> **What is required**
From the essay below on getting older and mattering, quote word for word the passage from "When I was younger, attention" to "thing as mattering.".
Text extract start
Getting older has clarified things for me that I didn’t realize were blurry.
When I was younger, attention came easily and connection felt optional. As a gay man coming into adulthood, there was always somewhere to go, someone to meet, some version of belonging waiting just beyond the next introduction.
I didn’t think of it as connection then.
I thought of it as momentum.
Emphasis on the men.
Momentum felt like proof that I mattered.
But momentum isn’t the same thing as mattering.
I was reminded of that when I read a piece on NPR about Jennifer Breheny Wallace’s book Mattering: The Secret to a Life of Deep Connection and Purpose. The book’s premise is simple: what we need most isn’t success or status, but the feeling that we matter to other people. And that they matter to us too.
The article made me think about how much of my younger life was built around being seen, not being known. I knew how to enter rooms and attract attention. But I didn’t yet understand the quieter value of staying. Or of letting people stay with me.
That’s changed as I’ve gotten older.
The most meaningful parts of my life now are pretty low-impact and low-key. A friend that checks in for no reason. A conversation that drifts into honesty. The nears, dears, and queers who have seen me through different seasons and stayed the course.
Text extract end
Dataset extract start
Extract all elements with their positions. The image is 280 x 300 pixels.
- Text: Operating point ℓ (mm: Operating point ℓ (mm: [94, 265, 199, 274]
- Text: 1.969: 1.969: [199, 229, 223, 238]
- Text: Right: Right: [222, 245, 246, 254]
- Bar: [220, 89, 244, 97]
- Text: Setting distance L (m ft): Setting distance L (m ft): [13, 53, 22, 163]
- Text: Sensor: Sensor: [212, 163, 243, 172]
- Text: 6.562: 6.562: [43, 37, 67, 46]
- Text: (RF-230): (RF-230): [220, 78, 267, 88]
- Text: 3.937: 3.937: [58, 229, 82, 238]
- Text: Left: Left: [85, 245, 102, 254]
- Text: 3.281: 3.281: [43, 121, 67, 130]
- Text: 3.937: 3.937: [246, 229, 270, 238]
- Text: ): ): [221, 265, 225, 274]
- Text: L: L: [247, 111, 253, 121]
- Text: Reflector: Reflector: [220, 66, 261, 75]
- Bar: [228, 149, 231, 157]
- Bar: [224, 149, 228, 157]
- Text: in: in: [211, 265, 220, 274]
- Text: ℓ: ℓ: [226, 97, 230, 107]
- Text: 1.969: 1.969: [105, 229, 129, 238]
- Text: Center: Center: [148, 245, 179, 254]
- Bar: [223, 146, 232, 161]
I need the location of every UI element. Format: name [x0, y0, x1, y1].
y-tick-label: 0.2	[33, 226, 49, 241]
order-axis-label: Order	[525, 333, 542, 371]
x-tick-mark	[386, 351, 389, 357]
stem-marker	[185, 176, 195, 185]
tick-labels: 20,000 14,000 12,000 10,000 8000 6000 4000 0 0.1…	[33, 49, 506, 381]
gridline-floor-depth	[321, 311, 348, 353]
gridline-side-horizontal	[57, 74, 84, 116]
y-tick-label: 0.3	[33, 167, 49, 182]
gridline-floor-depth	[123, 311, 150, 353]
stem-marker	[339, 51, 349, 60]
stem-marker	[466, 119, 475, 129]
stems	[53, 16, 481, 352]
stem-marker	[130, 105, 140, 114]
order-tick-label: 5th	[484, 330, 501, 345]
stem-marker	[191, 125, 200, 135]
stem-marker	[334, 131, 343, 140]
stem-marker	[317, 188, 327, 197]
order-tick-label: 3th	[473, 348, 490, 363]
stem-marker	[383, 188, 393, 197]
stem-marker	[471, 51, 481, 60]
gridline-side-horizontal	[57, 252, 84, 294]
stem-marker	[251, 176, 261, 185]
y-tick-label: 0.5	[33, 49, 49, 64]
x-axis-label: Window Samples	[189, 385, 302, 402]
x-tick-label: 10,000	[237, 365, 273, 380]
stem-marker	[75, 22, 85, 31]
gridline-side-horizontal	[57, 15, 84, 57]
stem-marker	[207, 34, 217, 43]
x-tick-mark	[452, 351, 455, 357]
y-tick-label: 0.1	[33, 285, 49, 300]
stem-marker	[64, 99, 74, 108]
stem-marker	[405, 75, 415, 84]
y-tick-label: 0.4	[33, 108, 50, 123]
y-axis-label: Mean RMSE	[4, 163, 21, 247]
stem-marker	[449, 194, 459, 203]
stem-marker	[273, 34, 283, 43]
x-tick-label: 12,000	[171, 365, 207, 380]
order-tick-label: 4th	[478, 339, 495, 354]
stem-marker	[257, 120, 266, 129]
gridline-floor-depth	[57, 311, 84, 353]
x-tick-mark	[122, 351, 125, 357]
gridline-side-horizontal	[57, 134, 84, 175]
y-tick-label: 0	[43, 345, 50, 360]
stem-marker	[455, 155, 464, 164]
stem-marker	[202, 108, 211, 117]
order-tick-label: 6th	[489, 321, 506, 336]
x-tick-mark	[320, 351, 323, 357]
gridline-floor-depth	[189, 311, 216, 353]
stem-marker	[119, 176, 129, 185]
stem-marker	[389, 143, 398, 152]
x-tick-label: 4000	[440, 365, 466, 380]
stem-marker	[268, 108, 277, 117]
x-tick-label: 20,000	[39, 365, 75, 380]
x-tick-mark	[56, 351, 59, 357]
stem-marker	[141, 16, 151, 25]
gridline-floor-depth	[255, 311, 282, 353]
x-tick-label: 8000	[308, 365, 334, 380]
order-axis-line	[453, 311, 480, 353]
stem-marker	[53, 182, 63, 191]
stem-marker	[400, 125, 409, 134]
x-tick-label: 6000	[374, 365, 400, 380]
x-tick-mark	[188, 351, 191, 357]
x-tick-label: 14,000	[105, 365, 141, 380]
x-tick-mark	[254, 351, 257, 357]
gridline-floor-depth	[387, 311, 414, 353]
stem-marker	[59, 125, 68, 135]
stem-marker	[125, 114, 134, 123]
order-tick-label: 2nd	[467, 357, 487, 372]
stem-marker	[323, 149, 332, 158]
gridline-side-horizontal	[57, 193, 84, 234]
Dataset extract end
> **Answer below**
When I was younger, attention came easily and connection felt optional. As a gay man coming into adulthood, there was always somewhere to go, someone to meet, some version of belonging waiting just beyond the next introduction.
I didn’t think of it as connection then.
I thought of it as momentum.
Emphasis on the men.
Momentum felt like proof that I mattered.
But momentum isn’t the same thing as mattering.